(Some records)

--------------------------------

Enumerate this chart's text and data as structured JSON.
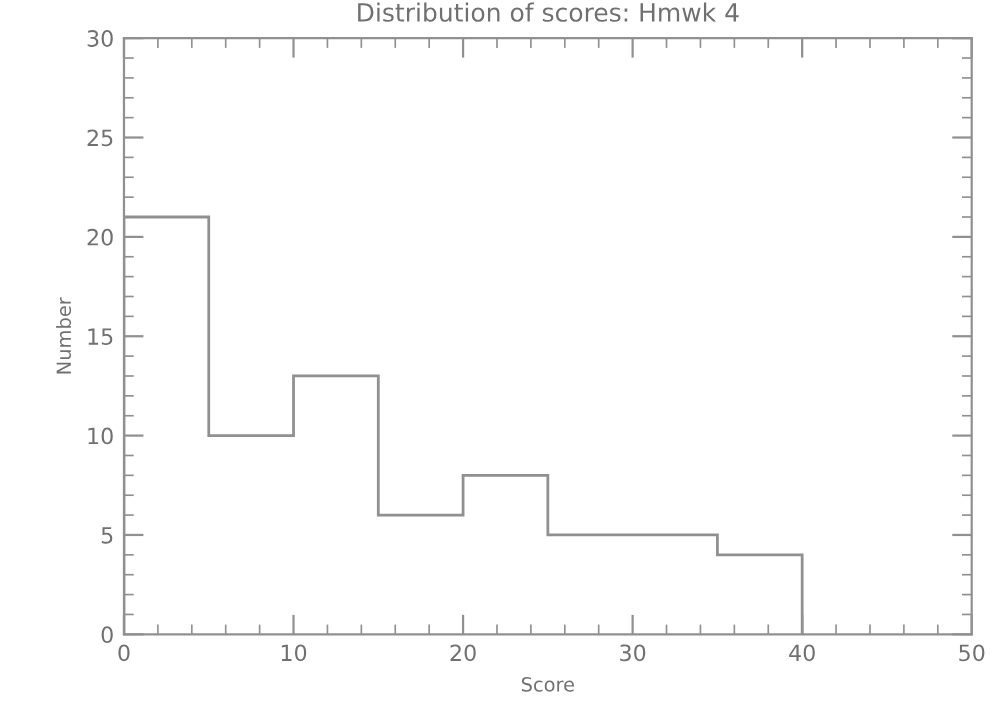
{
  "chart_data": {
    "type": "histogram",
    "title": "Distribution of scores: Hmwk 4",
    "xlabel": "Score",
    "ylabel": "Number",
    "bins": [
      0,
      5,
      10,
      15,
      20,
      25,
      30,
      35,
      40
    ],
    "values": [
      21,
      10,
      13,
      6,
      8,
      5,
      5,
      4
    ],
    "color": "#909090",
    "xlim": [
      0,
      50
    ],
    "ylim": [
      0,
      30
    ],
    "xticks": [
      0,
      10,
      20,
      30,
      40,
      50
    ],
    "yticks": [
      0,
      5,
      10,
      15,
      20,
      25,
      30
    ],
    "grid": false,
    "legend": false
  }
}
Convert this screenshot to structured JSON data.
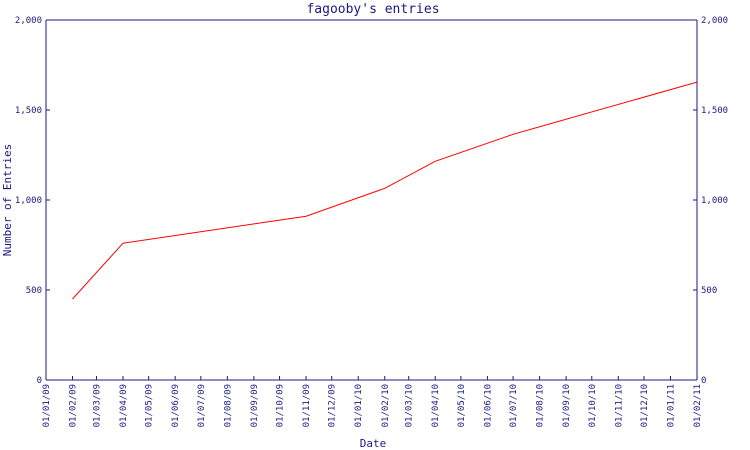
{
  "chart_data": {
    "type": "line",
    "title": "fagooby's entries",
    "xlabel": "Date",
    "ylabel": "Number of Entries",
    "ylim": [
      0,
      2000
    ],
    "y_ticks": [
      {
        "value": 0,
        "label": "0"
      },
      {
        "value": 500,
        "label": "500"
      },
      {
        "value": 1000,
        "label": "1,000"
      },
      {
        "value": 1500,
        "label": "1,500"
      },
      {
        "value": 2000,
        "label": "2,000"
      }
    ],
    "x_ticks": [
      "01/01/09",
      "01/02/09",
      "01/03/09",
      "01/04/09",
      "01/05/09",
      "01/06/09",
      "01/07/09",
      "01/08/09",
      "01/09/09",
      "01/10/09",
      "01/11/09",
      "01/12/09",
      "01/01/10",
      "01/02/10",
      "01/03/10",
      "01/04/10",
      "01/05/10",
      "01/06/10",
      "01/07/10",
      "01/08/10",
      "01/09/10",
      "01/10/10",
      "01/11/10",
      "01/12/10",
      "01/01/11",
      "01/02/11"
    ],
    "grid": false,
    "series": [
      {
        "color": "#ff0000",
        "points": [
          {
            "x": "2009-02-01",
            "y": 450
          },
          {
            "x": "2009-04-01",
            "y": 760
          },
          {
            "x": "2009-11-01",
            "y": 910
          },
          {
            "x": "2010-02-01",
            "y": 1065
          },
          {
            "x": "2010-04-01",
            "y": 1215
          },
          {
            "x": "2010-07-01",
            "y": 1365
          },
          {
            "x": "2011-02-01",
            "y": 1655
          }
        ]
      }
    ]
  }
}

--------------------------------

Instructions to follow:
Each entry gets copied exactly; the pictures stay out.

Output of the exercise:
Enumerate this chart's text and data as structured JSON.
{
  "chart_data": {
    "type": "histogram",
    "title": "Distribution of scores: Hmwk 4",
    "xlabel": "Score",
    "ylabel": "Number",
    "bins": [
      0,
      5,
      10,
      15,
      20,
      25,
      30,
      35,
      40
    ],
    "values": [
      21,
      10,
      13,
      6,
      8,
      5,
      5,
      4
    ],
    "color": "#909090",
    "xlim": [
      0,
      50
    ],
    "ylim": [
      0,
      30
    ],
    "xticks": [
      0,
      10,
      20,
      30,
      40,
      50
    ],
    "yticks": [
      0,
      5,
      10,
      15,
      20,
      25,
      30
    ],
    "grid": false,
    "legend": false
  }
}
Convert this screenshot to structured JSON data.
{
  "chart_data": {
    "type": "line",
    "title": "fagooby's entries",
    "xlabel": "Date",
    "ylabel": "Number of Entries",
    "ylim": [
      0,
      2000
    ],
    "y_ticks": [
      {
        "value": 0,
        "label": "0"
      },
      {
        "value": 500,
        "label": "500"
      },
      {
        "value": 1000,
        "label": "1,000"
      },
      {
        "value": 1500,
        "label": "1,500"
      },
      {
        "value": 2000,
        "label": "2,000"
      }
    ],
    "x_ticks": [
      "01/01/09",
      "01/02/09",
      "01/03/09",
      "01/04/09",
      "01/05/09",
      "01/06/09",
      "01/07/09",
      "01/08/09",
      "01/09/09",
      "01/10/09",
      "01/11/09",
      "01/12/09",
      "01/01/10",
      "01/02/10",
      "01/03/10",
      "01/04/10",
      "01/05/10",
      "01/06/10",
      "01/07/10",
      "01/08/10",
      "01/09/10",
      "01/10/10",
      "01/11/10",
      "01/12/10",
      "01/01/11",
      "01/02/11"
    ],
    "grid": false,
    "series": [
      {
        "color": "#ff0000",
        "points": [
          {
            "x": "2009-02-01",
            "y": 450
          },
          {
            "x": "2009-04-01",
            "y": 760
          },
          {
            "x": "2009-11-01",
            "y": 910
          },
          {
            "x": "2010-02-01",
            "y": 1065
          },
          {
            "x": "2010-04-01",
            "y": 1215
          },
          {
            "x": "2010-07-01",
            "y": 1365
          },
          {
            "x": "2011-02-01",
            "y": 1655
          }
        ]
      }
    ]
  }
}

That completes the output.